**TASK DIRECTIONS:** Format the material, from its first line through the line containing "vertical-scrollbar[interactable]: ▲ ▼", as a Markdown table with the columns Row and Line, leaving out any blank lines.

**INFORMATION SUPPLIED:**

====

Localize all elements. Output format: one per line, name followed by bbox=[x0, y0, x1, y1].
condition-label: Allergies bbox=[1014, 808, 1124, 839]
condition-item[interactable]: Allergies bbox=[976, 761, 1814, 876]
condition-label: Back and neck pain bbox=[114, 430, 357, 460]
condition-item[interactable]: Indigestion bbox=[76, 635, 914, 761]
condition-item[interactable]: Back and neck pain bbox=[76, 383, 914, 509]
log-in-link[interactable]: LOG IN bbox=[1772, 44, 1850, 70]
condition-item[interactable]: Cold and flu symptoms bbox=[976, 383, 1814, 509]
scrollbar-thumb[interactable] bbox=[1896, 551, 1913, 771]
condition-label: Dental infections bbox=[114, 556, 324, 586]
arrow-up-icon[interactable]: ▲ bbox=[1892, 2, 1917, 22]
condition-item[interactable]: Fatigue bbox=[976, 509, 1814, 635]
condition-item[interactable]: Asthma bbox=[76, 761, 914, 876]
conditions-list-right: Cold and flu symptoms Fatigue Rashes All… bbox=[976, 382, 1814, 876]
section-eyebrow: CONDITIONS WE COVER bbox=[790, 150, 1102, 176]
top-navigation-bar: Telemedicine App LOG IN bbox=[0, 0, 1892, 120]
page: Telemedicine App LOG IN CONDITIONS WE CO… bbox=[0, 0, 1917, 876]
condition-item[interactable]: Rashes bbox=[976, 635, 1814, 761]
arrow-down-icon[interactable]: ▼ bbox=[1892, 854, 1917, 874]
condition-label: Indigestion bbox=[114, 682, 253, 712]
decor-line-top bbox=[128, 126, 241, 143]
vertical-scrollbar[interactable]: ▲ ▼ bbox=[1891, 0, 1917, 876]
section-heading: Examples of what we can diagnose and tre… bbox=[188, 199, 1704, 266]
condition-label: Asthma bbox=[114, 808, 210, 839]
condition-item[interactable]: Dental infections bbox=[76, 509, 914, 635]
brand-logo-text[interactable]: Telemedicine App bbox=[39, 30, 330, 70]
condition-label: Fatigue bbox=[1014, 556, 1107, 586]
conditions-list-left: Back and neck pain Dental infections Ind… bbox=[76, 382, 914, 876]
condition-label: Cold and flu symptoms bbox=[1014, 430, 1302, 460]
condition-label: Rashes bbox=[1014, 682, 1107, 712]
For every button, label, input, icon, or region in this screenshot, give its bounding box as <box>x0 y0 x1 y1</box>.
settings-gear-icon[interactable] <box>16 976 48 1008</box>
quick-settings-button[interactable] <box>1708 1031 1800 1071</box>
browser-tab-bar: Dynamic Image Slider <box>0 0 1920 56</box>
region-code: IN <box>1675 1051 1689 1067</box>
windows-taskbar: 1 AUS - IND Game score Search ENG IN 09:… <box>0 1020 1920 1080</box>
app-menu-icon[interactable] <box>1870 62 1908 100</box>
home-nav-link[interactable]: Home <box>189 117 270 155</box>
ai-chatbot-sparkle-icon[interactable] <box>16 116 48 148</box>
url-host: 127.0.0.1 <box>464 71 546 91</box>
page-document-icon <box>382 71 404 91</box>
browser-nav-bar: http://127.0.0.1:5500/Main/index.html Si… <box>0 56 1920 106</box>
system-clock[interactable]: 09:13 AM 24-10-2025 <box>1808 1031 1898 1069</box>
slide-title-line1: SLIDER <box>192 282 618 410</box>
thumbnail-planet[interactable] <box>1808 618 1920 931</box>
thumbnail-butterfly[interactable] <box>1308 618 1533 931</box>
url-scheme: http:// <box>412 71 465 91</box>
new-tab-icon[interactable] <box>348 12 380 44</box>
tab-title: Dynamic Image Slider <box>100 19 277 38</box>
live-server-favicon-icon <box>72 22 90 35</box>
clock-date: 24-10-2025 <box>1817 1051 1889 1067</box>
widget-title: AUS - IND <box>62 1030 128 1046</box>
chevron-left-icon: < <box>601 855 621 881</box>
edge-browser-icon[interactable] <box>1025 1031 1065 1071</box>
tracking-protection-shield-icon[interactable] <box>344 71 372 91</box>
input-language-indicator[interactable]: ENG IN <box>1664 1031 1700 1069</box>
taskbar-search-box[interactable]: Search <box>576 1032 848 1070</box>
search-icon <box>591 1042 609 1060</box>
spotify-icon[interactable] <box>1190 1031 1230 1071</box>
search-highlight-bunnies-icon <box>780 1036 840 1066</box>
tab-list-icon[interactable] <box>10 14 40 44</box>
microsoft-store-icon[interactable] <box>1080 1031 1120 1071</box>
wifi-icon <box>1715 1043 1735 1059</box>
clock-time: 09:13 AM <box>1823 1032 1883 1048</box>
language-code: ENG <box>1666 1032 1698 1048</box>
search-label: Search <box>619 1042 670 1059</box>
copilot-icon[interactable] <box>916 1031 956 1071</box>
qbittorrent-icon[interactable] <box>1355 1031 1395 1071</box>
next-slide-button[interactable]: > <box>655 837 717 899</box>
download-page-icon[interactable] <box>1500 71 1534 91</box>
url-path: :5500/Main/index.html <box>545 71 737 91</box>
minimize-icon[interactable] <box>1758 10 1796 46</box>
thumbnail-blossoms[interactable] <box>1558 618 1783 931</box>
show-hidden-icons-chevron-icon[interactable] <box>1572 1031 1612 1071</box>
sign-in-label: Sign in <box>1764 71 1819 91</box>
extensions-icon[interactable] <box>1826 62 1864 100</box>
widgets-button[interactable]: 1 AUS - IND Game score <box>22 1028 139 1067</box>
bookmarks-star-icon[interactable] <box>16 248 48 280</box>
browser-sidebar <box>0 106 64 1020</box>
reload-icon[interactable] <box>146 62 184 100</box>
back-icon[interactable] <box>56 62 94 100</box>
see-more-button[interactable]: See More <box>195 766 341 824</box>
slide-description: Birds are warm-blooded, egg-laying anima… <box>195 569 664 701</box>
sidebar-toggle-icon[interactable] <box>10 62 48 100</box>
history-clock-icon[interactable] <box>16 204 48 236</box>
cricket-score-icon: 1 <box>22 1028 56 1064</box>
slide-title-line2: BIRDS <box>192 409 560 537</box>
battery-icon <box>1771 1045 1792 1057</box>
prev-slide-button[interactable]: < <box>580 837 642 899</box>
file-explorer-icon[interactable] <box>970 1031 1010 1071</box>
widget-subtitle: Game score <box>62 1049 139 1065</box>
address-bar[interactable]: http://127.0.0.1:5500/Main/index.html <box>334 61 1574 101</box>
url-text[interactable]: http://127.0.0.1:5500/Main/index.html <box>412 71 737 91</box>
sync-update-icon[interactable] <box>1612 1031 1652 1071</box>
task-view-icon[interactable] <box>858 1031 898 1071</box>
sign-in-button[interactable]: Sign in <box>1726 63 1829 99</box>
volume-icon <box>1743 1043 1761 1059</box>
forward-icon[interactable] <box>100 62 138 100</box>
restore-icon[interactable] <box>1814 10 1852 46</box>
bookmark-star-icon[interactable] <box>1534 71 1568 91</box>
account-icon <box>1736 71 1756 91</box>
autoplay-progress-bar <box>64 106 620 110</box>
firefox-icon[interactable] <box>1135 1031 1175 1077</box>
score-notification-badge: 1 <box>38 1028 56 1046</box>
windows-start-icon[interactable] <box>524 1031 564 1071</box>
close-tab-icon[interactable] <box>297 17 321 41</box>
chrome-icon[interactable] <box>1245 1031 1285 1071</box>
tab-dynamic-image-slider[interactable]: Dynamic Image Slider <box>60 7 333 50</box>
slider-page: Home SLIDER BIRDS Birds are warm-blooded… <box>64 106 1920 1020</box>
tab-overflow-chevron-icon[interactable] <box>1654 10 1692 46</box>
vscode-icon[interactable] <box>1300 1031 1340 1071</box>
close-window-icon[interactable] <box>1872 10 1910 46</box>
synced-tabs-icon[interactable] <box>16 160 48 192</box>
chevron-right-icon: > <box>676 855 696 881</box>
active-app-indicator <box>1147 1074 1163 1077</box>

====

**FINAL RESULT:**
| Row | Line |
|---|---|
| 1 | Localize all elements. Output format: one per line, name followed by bbox=[x0, y0, x1, y1]. |
| 2 | condition-label: Allergies bbox=[1014, 808, 1124, 839] |
| 3 | condition-item[interactable]: Allergies bbox=[976, 761, 1814, 876] |
| 4 | condition-label: Back and neck pain bbox=[114, 430, 357, 460] |
| 5 | condition-item[interactable]: Indigestion bbox=[76, 635, 914, 761] |
| 6 | condition-item[interactable]: Back and neck pain bbox=[76, 383, 914, 509] |
| 7 | log-in-link[interactable]: LOG IN bbox=[1772, 44, 1850, 70] |
| 8 | condition-item[interactable]: Cold and flu symptoms bbox=[976, 383, 1814, 509] |
| 9 | scrollbar-thumb[interactable] bbox=[1896, 551, 1913, 771] |
| 10 | condition-label: Dental infections bbox=[114, 556, 324, 586] |
| 11 | arrow-up-icon[interactable]: ▲ bbox=[1892, 2, 1917, 22] |
| 12 | condition-item[interactable]: Fatigue bbox=[976, 509, 1814, 635] |
| 13 | condition-item[interactable]: Asthma bbox=[76, 761, 914, 876] |
| 14 | conditions-list-right: Cold and flu symptoms Fatigue Rashes All… bbox=[976, 382, 1814, 876] |
| 15 | section-eyebrow: CONDITIONS WE COVER bbox=[790, 150, 1102, 176] |
| 16 | top-navigation-bar: Telemedicine App LOG IN bbox=[0, 0, 1892, 120] |
| 17 | page: Telemedicine App LOG IN CONDITIONS WE CO… bbox=[0, 0, 1917, 876] |
| 18 | condition-item[interactable]: Rashes bbox=[976, 635, 1814, 761] |
| 19 | arrow-down-icon[interactable]: ▼ bbox=[1892, 854, 1917, 874] |
| 20 | condition-label: Indigestion bbox=[114, 682, 253, 712] |
| 21 | decor-line-top bbox=[128, 126, 241, 143] |
| 22 | vertical-scrollbar[interactable]: ▲ ▼ bbox=[1891, 0, 1917, 876] |